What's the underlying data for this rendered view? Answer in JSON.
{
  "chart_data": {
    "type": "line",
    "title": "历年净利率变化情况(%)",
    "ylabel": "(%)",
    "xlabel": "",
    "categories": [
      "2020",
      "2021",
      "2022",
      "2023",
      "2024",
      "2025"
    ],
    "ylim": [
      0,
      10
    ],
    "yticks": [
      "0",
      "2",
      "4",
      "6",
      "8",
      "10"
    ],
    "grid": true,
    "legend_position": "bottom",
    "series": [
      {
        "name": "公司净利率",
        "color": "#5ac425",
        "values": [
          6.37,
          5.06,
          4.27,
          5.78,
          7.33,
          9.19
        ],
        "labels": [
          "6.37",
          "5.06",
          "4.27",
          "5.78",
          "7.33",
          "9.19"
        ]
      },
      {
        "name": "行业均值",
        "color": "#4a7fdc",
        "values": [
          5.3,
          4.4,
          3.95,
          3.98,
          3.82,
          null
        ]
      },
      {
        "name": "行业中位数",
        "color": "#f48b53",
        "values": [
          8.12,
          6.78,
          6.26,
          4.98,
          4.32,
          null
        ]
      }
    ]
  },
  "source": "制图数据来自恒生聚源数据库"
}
====================
* Written problem
Go through the data and gather every line that holds "color".

* Answer to the exercise
        "color": "#5ac425",
        "color": "#4a7fdc",
        "color": "#f48b53",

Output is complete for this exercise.